◆ STATED TASK: Copy each line that holds "falling".
## Begin THE INPUT
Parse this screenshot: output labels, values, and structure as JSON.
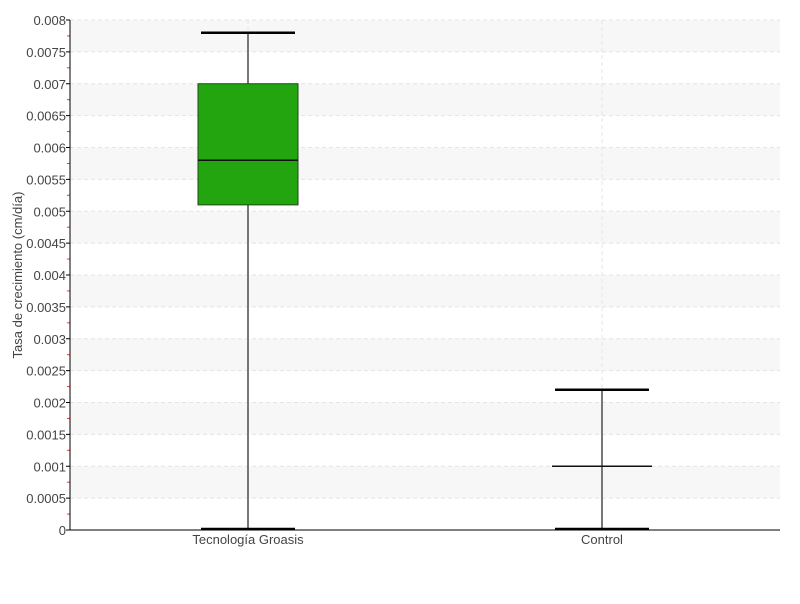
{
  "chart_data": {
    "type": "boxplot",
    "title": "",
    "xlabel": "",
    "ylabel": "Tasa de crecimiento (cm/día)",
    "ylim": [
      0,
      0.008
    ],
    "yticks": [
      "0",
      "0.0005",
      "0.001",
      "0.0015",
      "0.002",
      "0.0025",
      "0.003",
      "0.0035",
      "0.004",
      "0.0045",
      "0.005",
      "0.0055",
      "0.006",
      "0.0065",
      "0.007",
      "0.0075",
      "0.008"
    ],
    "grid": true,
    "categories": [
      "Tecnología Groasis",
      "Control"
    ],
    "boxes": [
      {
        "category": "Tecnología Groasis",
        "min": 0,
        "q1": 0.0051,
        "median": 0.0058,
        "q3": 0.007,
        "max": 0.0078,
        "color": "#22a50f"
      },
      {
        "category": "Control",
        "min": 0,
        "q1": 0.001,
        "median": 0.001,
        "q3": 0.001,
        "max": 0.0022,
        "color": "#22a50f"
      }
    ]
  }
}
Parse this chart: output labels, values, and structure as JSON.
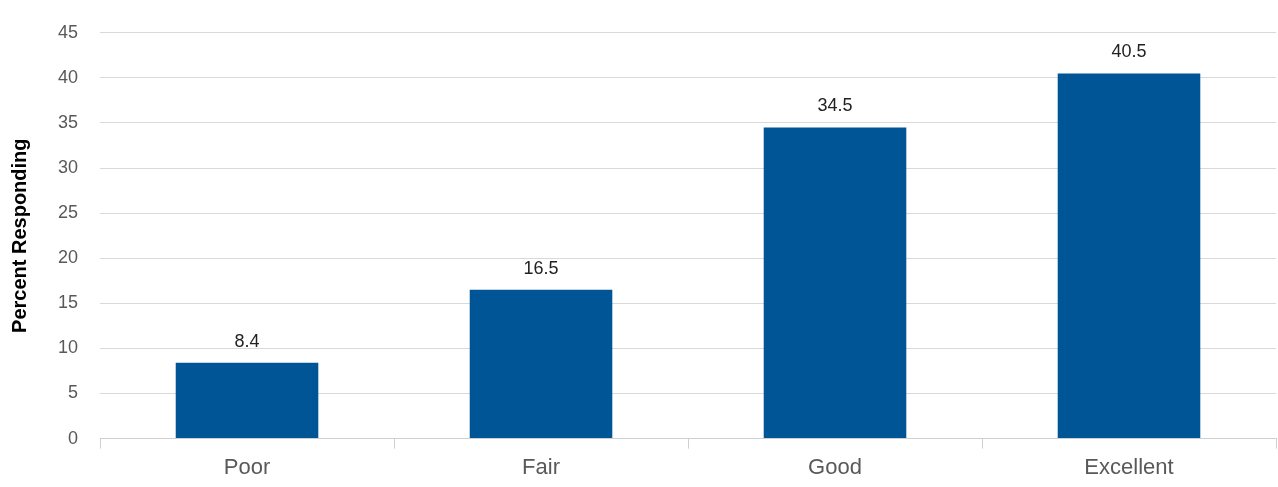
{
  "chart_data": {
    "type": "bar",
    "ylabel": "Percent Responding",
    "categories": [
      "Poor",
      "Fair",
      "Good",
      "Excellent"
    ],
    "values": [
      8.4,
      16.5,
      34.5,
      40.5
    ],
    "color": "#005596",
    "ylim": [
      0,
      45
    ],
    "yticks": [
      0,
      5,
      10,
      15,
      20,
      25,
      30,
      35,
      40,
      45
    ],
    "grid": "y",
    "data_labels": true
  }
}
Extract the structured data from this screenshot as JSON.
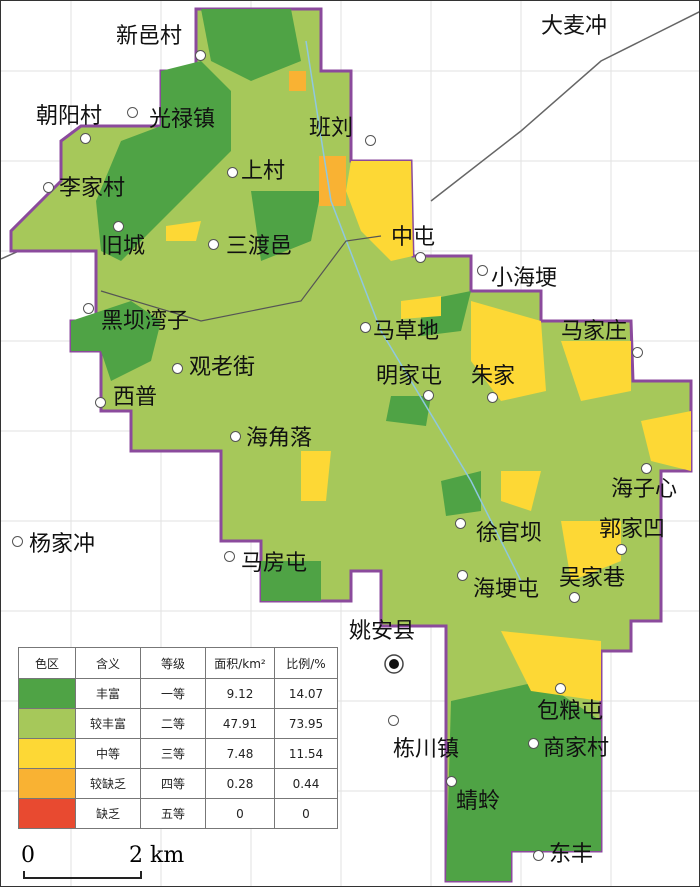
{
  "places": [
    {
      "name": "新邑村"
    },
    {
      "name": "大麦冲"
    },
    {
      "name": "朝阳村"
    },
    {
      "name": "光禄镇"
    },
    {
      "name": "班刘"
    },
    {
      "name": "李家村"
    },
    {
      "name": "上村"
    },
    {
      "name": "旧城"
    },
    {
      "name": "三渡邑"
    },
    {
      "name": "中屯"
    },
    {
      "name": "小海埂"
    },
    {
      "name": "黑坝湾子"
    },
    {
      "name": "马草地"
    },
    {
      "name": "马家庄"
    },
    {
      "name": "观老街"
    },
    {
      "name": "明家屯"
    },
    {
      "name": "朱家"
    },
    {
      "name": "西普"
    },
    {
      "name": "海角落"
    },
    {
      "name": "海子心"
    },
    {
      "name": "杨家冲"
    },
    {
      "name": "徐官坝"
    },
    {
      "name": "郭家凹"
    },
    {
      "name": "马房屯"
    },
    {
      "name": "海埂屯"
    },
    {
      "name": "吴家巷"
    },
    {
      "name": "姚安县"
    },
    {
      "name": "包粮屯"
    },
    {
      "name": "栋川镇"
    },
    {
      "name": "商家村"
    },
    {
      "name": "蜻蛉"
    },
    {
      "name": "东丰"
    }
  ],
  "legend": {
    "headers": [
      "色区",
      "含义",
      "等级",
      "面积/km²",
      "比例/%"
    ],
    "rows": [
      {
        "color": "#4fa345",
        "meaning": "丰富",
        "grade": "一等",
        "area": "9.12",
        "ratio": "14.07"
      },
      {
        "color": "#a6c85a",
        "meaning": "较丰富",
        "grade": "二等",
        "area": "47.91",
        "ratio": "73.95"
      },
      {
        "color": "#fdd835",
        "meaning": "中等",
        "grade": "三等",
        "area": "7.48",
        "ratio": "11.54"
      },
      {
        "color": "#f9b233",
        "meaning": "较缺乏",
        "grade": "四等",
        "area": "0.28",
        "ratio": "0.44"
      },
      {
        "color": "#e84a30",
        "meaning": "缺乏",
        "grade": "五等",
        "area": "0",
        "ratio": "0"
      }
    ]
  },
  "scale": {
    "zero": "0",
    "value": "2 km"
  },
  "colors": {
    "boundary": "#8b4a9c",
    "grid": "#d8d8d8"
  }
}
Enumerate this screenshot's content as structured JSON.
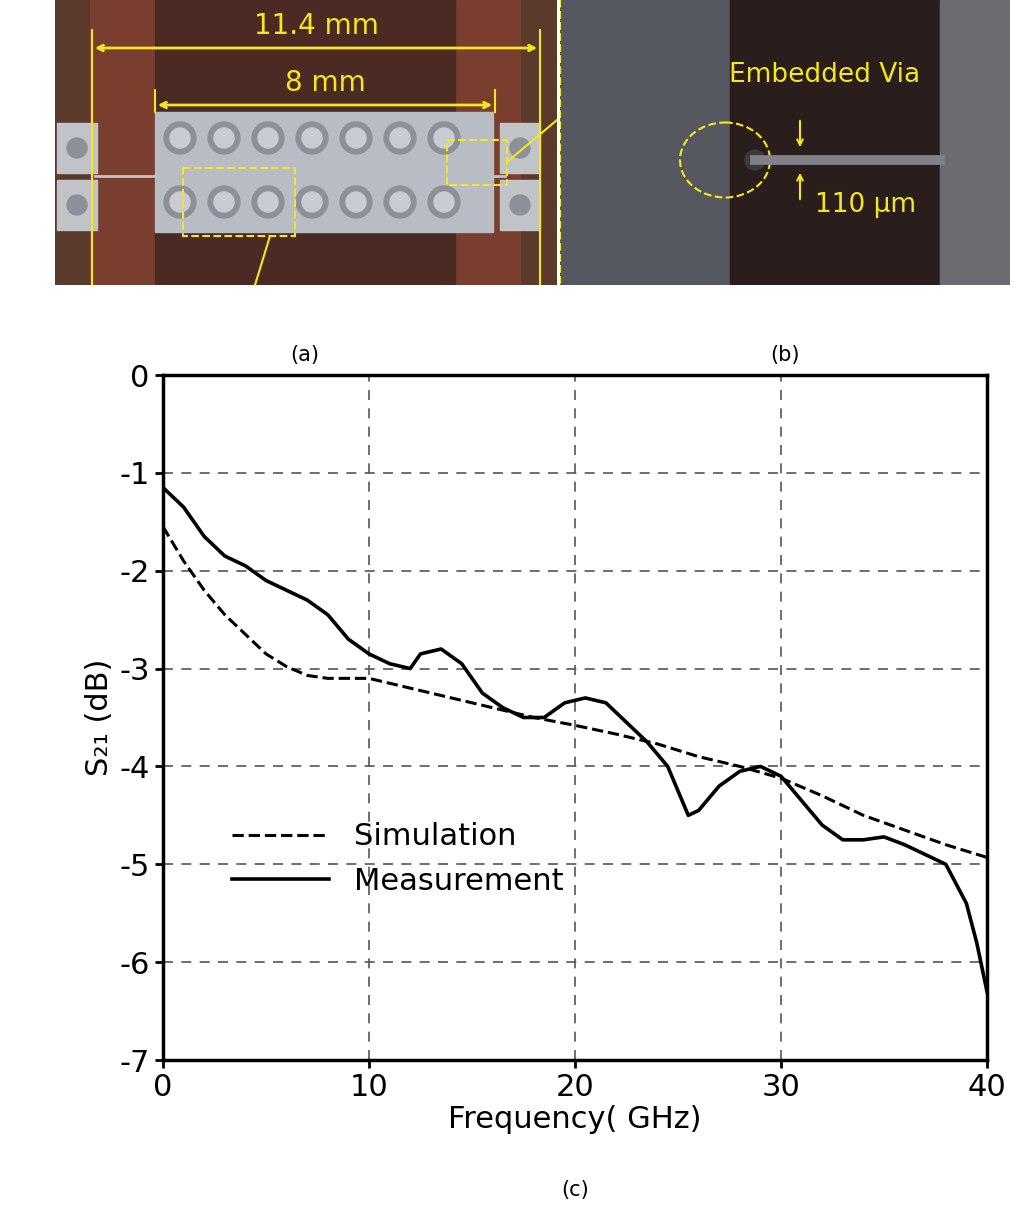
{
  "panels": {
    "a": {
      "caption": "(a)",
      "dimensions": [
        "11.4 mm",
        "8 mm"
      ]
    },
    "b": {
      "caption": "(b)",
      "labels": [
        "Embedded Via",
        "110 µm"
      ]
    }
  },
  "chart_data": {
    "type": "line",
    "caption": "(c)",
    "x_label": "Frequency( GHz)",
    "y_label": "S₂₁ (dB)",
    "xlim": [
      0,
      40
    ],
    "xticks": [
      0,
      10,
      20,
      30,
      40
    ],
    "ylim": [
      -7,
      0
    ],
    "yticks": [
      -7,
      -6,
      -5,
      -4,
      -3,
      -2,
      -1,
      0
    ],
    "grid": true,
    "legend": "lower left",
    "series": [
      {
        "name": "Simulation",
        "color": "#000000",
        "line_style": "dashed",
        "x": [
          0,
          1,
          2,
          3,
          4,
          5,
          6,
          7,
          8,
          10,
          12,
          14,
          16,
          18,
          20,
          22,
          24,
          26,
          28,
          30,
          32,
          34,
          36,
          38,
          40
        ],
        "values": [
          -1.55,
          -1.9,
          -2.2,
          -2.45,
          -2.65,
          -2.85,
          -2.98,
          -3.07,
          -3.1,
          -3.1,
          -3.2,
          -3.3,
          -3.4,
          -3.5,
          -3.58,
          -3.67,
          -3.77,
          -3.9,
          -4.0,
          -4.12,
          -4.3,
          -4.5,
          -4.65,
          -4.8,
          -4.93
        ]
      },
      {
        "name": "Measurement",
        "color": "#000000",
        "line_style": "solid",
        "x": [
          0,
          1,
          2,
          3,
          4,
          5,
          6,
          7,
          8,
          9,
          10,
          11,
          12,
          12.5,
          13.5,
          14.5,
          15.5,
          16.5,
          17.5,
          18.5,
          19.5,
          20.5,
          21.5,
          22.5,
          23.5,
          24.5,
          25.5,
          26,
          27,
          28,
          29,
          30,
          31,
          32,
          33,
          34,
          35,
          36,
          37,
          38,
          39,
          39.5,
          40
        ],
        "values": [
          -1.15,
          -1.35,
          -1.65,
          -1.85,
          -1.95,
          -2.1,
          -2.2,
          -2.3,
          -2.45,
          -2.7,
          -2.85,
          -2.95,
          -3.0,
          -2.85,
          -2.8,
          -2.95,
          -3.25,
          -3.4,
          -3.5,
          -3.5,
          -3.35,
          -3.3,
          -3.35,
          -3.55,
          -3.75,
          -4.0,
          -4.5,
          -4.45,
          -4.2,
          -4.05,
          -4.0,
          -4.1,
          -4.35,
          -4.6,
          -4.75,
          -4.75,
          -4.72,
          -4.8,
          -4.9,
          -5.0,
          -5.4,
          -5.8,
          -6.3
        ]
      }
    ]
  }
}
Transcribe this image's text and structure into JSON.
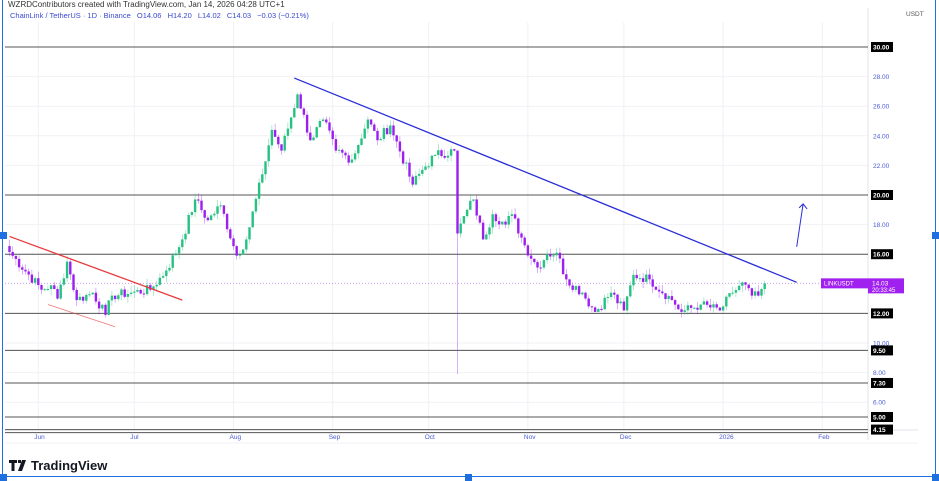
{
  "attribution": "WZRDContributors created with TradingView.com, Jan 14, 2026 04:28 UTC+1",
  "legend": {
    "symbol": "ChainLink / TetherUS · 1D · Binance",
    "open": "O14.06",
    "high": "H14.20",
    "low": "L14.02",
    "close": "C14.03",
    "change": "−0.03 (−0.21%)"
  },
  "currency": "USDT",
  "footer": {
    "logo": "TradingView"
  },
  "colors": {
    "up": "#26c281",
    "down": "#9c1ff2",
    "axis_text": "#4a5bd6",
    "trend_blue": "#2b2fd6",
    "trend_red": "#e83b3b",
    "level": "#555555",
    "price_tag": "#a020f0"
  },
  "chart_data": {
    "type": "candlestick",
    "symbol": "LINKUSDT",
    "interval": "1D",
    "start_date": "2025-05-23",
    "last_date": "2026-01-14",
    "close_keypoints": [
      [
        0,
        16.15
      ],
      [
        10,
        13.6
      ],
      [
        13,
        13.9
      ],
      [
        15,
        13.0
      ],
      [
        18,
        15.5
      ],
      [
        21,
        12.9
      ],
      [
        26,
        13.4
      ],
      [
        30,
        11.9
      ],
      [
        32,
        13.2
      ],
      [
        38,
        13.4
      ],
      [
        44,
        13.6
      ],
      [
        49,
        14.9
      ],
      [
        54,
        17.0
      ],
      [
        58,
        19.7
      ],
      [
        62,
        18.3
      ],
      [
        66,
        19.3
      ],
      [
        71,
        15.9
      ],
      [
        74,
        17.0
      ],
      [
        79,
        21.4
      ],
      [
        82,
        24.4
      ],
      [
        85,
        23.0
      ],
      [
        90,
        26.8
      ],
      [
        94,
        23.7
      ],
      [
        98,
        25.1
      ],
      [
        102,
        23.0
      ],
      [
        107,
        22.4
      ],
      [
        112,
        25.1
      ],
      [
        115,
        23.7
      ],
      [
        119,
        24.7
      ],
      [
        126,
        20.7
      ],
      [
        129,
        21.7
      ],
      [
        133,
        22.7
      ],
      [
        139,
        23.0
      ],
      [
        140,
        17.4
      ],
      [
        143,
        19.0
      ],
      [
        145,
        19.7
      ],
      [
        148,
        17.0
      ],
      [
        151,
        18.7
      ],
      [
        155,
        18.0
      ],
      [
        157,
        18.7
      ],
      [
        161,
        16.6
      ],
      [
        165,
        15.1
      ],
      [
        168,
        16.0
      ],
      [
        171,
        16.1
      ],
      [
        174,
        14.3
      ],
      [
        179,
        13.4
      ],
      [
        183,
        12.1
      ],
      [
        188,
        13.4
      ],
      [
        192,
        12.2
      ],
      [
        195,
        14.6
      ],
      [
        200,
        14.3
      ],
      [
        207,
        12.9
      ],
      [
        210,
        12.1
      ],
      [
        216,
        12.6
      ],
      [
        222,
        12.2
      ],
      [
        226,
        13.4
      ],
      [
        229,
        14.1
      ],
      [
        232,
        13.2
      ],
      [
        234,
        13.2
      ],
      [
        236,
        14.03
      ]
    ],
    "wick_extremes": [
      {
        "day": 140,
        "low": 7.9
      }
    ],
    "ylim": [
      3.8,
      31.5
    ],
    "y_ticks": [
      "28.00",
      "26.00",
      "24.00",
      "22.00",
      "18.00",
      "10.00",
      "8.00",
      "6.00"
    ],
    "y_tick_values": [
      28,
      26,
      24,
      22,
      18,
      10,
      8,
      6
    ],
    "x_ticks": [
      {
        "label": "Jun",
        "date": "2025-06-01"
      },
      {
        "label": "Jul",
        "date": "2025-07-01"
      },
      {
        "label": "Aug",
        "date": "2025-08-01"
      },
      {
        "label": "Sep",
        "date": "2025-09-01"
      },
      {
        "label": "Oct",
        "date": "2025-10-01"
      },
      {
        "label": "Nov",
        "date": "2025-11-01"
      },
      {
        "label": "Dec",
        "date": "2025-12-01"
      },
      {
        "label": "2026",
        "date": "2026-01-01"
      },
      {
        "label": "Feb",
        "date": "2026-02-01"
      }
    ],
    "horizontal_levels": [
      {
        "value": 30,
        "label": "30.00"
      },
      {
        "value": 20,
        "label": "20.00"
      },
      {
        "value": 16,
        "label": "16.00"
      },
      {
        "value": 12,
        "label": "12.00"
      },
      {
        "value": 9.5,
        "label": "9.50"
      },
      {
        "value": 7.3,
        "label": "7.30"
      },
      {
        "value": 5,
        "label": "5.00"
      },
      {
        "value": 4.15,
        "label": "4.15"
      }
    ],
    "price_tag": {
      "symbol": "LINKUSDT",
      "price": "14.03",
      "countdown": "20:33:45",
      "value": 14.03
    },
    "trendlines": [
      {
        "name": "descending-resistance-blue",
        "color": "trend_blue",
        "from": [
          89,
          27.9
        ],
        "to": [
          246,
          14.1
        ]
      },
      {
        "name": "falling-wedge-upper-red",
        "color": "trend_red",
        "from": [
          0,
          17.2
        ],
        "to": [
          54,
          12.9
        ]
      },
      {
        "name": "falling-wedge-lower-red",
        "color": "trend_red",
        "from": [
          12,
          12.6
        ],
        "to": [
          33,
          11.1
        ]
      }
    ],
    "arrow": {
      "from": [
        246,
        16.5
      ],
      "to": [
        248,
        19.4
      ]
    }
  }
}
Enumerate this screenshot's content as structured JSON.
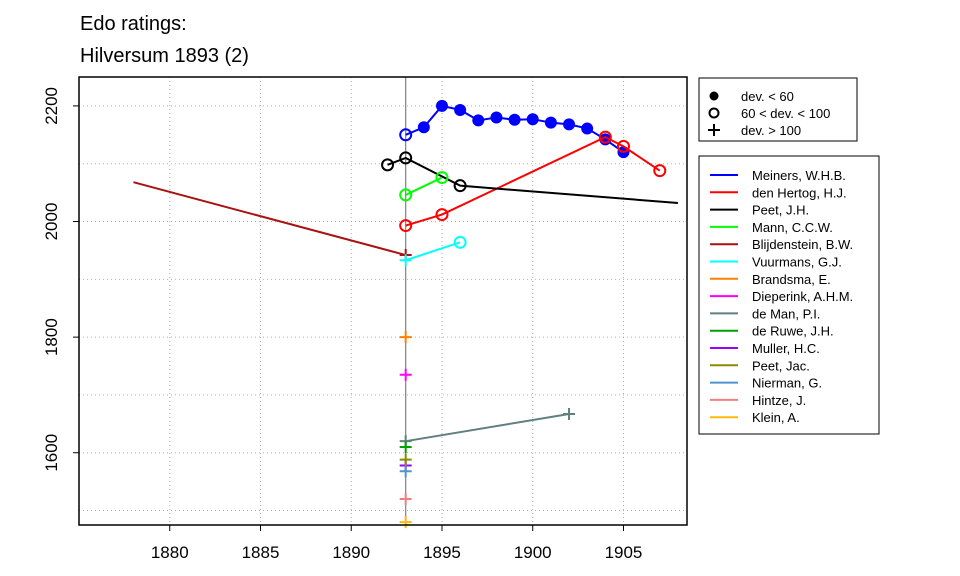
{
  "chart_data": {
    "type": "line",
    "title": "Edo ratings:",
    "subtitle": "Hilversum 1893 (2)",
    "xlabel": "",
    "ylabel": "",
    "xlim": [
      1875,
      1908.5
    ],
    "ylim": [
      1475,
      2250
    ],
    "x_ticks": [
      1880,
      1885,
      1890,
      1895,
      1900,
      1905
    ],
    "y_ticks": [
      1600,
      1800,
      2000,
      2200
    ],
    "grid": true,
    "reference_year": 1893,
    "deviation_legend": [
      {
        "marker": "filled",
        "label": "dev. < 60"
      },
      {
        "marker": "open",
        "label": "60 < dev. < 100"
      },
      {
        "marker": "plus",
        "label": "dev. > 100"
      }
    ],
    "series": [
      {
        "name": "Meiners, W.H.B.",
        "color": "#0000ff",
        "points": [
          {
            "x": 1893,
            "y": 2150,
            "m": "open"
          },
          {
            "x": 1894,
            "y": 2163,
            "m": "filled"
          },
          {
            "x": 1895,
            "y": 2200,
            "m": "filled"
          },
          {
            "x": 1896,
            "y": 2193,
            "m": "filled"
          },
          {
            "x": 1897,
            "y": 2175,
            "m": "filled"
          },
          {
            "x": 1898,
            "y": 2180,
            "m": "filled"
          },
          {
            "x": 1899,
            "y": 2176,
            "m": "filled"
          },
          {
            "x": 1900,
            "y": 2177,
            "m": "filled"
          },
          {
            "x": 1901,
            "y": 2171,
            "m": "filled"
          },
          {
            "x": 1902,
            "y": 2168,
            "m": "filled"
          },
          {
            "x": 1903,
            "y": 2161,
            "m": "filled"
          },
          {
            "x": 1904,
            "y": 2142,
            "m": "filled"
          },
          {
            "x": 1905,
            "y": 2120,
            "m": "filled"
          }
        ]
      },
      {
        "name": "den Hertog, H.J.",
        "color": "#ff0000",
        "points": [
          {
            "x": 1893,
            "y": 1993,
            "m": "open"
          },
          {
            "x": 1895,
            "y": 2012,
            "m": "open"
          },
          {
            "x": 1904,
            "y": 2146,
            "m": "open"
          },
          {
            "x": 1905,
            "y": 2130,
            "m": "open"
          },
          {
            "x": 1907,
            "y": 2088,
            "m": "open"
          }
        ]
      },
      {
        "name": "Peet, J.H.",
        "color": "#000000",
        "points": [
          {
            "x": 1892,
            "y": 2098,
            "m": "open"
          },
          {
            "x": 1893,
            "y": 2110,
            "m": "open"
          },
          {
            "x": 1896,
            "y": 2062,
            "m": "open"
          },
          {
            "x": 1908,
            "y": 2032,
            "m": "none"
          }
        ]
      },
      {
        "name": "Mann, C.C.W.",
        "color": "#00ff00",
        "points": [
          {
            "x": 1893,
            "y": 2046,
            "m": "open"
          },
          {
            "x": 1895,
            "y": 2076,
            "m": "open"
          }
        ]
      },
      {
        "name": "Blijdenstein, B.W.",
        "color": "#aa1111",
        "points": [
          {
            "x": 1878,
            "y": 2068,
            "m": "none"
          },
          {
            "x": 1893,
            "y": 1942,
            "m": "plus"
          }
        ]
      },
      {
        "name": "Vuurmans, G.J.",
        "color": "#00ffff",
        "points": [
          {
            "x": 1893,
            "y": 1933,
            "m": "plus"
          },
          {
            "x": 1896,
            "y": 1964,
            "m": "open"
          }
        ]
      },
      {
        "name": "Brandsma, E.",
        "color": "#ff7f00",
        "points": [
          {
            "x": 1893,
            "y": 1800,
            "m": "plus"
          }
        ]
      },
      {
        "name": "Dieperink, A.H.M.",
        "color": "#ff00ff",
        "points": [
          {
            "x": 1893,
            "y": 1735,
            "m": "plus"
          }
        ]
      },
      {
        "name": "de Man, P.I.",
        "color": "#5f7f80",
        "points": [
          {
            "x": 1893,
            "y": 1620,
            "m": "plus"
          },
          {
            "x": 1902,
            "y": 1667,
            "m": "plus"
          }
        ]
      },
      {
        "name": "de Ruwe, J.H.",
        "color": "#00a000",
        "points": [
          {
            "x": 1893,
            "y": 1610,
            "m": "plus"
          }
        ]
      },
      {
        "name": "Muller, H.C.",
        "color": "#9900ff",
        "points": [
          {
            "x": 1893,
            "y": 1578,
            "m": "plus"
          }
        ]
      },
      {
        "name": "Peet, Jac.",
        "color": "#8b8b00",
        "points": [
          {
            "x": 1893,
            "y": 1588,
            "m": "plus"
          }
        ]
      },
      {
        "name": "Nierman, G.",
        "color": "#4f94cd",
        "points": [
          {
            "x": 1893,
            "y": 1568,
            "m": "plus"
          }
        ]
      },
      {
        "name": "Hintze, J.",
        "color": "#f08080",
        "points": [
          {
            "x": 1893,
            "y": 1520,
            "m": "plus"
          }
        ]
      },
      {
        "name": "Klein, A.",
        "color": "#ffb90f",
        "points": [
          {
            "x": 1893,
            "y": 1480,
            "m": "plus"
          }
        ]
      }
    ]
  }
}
## End THE INPUT
◆ IN RESPONSE:
        "name": "falling-wedge-upper-red",
        "name": "falling-wedge-lower-red",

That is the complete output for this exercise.